● **YOUR TASK**
Report every line in the listing below where the string "color" shows up.
— BEGIN SUPPLIED ENTRIES —
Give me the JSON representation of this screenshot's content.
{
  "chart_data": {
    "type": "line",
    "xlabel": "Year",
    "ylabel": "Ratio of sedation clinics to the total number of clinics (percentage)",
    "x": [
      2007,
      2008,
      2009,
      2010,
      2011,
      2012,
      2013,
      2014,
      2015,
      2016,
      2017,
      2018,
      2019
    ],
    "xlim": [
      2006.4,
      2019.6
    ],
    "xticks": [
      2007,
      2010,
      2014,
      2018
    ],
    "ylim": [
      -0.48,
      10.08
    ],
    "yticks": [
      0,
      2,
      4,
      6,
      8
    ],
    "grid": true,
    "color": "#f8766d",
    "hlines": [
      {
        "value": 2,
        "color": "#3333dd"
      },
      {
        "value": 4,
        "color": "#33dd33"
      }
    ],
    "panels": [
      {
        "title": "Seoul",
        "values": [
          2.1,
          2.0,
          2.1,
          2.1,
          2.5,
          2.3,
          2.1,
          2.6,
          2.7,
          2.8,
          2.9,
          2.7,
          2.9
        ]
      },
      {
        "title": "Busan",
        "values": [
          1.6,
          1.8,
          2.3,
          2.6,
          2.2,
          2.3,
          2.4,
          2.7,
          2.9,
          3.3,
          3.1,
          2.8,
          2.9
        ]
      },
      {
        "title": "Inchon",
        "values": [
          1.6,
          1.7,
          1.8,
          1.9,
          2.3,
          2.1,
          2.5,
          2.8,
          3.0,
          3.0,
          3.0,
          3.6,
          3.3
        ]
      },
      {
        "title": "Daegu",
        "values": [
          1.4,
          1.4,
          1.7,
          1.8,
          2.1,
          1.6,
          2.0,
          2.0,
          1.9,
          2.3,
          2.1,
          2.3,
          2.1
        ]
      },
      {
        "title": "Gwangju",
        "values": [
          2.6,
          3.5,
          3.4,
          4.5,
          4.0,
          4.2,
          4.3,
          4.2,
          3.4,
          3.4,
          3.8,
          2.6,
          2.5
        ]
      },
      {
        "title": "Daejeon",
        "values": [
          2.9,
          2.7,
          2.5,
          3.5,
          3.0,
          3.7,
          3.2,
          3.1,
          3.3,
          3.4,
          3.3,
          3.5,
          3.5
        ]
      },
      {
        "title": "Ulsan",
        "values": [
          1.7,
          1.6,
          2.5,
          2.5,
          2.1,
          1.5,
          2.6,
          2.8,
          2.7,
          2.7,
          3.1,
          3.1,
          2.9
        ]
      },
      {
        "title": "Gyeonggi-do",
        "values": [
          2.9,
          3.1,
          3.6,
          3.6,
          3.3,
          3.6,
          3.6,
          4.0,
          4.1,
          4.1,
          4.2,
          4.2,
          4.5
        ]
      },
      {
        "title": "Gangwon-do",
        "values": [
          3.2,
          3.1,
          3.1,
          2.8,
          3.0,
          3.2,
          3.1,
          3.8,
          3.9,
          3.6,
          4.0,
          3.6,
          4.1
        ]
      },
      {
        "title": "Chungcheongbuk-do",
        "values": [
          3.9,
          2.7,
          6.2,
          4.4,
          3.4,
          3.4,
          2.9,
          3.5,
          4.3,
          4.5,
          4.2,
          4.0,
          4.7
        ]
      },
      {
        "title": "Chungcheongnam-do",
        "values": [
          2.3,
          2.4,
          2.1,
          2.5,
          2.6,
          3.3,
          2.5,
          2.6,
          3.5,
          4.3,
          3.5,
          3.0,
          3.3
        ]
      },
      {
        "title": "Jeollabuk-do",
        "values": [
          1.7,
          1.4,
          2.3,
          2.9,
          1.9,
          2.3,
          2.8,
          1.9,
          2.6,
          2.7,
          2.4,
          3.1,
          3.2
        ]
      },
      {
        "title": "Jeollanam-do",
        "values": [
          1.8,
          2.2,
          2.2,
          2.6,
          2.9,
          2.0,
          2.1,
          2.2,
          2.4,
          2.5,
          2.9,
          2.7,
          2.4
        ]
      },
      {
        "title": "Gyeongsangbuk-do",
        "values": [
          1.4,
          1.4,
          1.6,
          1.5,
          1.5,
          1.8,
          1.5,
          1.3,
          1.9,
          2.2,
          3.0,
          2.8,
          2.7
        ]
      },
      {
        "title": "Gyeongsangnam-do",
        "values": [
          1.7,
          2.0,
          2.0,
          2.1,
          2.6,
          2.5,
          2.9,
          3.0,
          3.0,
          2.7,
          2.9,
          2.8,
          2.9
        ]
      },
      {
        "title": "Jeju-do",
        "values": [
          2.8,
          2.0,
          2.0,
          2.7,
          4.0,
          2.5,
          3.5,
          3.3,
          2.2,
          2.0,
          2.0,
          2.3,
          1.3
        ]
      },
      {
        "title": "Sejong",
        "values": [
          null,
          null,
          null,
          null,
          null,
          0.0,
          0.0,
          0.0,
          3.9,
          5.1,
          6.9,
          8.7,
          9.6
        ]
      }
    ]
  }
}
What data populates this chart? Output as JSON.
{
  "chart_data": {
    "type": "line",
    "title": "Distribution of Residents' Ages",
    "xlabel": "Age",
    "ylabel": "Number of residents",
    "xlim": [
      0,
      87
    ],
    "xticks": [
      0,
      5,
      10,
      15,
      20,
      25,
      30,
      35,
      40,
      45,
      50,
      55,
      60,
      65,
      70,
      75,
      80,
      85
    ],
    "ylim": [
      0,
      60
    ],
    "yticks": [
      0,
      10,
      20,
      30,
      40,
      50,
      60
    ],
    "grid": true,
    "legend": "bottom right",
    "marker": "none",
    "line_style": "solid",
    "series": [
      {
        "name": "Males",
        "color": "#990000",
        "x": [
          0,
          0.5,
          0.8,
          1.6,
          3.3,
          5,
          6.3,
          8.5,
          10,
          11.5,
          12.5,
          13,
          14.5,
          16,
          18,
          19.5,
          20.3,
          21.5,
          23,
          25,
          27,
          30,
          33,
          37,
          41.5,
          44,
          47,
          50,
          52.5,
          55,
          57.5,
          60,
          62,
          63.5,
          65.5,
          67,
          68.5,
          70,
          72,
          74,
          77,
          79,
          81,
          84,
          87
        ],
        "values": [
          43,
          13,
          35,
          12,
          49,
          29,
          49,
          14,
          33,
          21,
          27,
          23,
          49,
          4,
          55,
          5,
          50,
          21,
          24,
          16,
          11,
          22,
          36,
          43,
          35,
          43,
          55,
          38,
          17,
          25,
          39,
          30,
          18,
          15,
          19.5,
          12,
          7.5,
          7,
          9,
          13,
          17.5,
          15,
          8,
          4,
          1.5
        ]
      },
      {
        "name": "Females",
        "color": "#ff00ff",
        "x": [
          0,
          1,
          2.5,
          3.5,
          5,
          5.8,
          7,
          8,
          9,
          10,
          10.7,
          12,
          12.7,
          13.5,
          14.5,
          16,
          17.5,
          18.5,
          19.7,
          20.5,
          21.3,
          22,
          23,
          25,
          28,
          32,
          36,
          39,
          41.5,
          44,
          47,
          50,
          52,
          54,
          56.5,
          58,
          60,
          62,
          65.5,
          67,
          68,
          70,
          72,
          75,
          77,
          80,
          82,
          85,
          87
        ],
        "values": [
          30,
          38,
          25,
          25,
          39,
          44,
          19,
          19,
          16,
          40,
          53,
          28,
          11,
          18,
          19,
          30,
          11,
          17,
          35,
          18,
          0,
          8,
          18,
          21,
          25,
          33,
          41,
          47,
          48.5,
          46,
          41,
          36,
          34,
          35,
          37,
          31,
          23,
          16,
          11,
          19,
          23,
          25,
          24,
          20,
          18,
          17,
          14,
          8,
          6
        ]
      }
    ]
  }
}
— END SUPPLIED ENTRIES —
● **COMPLETE ANSWER**
    "color": "#f8766d",
        "color": "#3333dd"
        "color": "#33dd33"
        "color": "#990000",
        "color": "#ff00ff",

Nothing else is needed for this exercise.